* To do
Identify each line holding the string "identity" and copy it.

====

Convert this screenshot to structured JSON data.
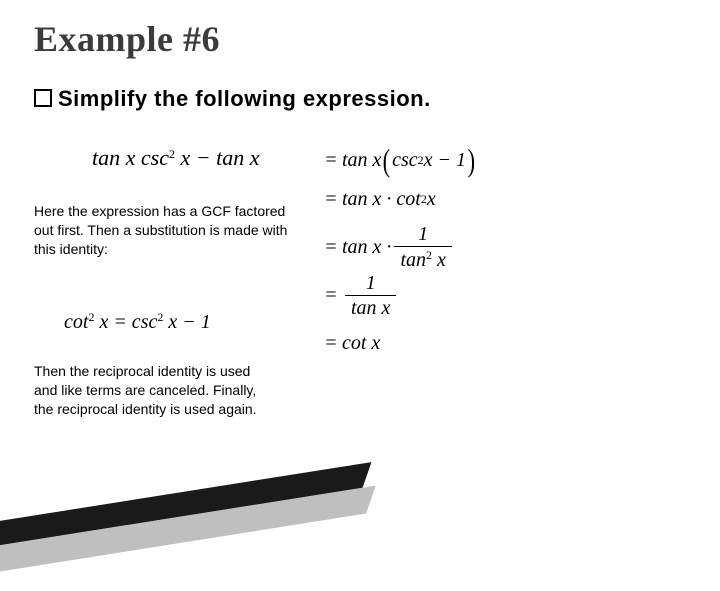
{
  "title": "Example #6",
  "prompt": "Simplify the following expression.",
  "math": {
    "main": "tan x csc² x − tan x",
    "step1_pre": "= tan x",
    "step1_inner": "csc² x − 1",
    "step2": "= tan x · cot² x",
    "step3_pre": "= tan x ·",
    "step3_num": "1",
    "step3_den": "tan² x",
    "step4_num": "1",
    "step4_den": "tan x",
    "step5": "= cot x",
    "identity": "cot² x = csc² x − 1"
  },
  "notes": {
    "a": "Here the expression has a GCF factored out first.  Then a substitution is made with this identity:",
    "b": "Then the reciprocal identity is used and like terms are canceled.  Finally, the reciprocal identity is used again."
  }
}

====

* Solution to the exercise
    "identity": "cot² x = csc² x − 1"
    "a": "Here the expression has a GCF factored out first.  Then a substitution is made with this identity:",
    "b": "Then the reciprocal identity is used and like terms are canceled.  Finally, the reciprocal identity is used again."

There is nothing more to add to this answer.